◆ **WHAT YOU SHOULD DO**: Rewrite the entries from the start through the line containing "x-tick-label: 100 xyxy=(437,598,467,618)", changing "boundary-curve" to "boundary-line" and leaving everything else untouched. Output only those lines.

(Labeled region entries)

####

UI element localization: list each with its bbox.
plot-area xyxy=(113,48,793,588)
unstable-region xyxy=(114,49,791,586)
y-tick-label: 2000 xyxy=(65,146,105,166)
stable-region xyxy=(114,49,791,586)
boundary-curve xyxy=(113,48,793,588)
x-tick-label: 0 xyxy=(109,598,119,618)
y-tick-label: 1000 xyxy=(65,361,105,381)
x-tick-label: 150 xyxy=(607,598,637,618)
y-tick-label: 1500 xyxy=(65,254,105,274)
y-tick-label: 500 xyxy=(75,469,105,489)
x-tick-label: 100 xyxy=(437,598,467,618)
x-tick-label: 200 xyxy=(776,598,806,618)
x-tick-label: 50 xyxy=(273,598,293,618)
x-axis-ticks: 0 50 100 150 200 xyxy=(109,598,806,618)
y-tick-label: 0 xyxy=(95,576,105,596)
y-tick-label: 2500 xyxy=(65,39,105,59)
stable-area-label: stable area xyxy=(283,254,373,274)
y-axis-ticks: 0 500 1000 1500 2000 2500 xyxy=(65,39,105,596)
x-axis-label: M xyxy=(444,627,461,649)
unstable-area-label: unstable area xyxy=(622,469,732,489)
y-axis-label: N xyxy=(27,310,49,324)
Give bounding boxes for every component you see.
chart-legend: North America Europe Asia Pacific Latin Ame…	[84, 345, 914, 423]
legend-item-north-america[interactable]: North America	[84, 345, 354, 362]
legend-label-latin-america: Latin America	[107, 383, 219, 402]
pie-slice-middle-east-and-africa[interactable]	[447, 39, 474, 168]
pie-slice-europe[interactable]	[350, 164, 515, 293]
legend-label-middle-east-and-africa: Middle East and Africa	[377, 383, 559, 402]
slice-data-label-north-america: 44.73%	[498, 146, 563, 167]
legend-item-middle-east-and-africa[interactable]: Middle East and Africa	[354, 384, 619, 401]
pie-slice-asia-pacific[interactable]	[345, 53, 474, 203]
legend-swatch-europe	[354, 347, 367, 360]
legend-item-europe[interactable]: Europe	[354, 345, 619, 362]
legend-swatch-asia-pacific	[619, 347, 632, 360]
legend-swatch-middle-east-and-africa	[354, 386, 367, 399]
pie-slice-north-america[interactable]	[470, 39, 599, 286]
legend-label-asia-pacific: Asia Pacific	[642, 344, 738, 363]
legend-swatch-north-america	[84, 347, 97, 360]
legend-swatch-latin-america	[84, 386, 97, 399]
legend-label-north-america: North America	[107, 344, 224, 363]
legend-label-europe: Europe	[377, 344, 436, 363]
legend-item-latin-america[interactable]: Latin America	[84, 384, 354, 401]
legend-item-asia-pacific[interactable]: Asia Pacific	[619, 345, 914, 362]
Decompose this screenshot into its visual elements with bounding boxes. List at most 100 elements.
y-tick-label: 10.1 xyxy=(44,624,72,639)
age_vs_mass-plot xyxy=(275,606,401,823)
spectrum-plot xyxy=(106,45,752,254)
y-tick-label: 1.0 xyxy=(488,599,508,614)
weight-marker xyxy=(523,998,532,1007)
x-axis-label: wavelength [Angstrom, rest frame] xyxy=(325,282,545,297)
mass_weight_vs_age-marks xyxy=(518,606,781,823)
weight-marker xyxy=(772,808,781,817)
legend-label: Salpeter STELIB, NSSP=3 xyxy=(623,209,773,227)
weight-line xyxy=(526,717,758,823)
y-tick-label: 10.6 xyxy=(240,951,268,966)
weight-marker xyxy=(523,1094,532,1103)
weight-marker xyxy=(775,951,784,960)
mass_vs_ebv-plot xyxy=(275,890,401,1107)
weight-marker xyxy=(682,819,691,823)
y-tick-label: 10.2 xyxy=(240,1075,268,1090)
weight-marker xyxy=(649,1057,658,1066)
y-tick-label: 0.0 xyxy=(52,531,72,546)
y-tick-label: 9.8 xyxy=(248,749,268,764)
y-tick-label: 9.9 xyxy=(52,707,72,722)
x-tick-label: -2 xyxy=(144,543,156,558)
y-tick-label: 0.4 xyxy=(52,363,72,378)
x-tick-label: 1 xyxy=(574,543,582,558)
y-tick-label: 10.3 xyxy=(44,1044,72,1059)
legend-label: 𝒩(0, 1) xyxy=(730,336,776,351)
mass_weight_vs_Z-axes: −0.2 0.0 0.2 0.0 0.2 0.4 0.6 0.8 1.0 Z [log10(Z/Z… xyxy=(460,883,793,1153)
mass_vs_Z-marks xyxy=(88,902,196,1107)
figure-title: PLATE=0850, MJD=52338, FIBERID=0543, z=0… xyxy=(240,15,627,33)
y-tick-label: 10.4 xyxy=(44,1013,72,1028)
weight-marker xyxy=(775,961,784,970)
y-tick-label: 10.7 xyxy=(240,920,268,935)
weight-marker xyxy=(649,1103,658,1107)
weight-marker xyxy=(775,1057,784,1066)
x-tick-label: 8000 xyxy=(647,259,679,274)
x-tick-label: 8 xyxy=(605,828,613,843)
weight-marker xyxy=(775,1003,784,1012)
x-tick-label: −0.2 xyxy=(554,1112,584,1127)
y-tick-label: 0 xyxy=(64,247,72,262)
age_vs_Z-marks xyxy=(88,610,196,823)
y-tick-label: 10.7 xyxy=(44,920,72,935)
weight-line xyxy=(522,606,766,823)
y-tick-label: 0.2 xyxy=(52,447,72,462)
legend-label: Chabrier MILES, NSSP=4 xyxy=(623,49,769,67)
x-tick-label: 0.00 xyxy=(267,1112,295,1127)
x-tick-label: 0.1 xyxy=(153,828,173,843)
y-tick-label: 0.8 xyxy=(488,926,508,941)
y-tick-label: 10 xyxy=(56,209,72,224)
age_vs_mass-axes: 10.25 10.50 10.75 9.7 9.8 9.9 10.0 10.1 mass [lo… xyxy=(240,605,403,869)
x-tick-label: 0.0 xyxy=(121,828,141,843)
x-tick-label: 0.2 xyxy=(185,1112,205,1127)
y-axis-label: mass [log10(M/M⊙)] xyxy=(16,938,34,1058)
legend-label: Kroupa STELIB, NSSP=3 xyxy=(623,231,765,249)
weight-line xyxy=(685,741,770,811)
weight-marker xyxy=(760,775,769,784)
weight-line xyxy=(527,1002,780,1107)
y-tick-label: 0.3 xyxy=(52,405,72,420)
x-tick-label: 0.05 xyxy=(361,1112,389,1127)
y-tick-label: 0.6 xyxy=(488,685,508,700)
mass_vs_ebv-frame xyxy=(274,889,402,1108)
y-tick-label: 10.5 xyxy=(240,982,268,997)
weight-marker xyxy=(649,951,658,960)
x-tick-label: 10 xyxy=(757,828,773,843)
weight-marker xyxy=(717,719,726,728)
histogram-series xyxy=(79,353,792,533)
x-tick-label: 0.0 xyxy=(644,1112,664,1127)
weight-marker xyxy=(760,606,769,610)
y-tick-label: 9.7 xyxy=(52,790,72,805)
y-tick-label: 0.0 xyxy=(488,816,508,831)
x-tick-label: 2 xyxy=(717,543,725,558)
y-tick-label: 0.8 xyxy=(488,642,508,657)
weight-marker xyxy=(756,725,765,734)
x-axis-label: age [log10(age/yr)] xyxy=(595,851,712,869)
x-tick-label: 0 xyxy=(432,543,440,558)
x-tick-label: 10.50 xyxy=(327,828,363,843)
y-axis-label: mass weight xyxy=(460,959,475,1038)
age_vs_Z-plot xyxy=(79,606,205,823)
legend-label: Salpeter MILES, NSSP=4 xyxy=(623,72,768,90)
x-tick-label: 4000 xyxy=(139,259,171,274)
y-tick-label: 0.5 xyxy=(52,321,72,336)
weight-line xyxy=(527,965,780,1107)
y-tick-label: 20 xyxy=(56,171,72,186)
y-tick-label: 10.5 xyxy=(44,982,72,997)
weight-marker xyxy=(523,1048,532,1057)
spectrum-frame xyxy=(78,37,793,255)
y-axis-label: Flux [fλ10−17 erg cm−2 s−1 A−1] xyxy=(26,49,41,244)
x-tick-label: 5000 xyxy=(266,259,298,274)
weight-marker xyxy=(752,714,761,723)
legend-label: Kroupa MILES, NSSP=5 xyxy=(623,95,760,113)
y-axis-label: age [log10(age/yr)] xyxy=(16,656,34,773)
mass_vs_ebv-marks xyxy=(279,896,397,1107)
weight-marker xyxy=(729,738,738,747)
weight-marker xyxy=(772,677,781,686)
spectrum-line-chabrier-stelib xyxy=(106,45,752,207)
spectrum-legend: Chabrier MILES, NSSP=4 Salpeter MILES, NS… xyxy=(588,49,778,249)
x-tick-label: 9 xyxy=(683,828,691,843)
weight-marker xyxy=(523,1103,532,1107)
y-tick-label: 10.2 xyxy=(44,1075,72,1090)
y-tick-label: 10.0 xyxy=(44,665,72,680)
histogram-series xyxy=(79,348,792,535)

####

◆ **SOLUTION FOR THIS PROBLEM**:
UI element localization: list each with its bbox.
plot-area xyxy=(113,48,793,588)
unstable-region xyxy=(114,49,791,586)
y-tick-label: 2000 xyxy=(65,146,105,166)
stable-region xyxy=(114,49,791,586)
boundary-line xyxy=(113,48,793,588)
x-tick-label: 0 xyxy=(109,598,119,618)
y-tick-label: 1000 xyxy=(65,361,105,381)
x-tick-label: 150 xyxy=(607,598,637,618)
y-tick-label: 1500 xyxy=(65,254,105,274)
y-tick-label: 500 xyxy=(75,469,105,489)
x-tick-label: 100 xyxy=(437,598,467,618)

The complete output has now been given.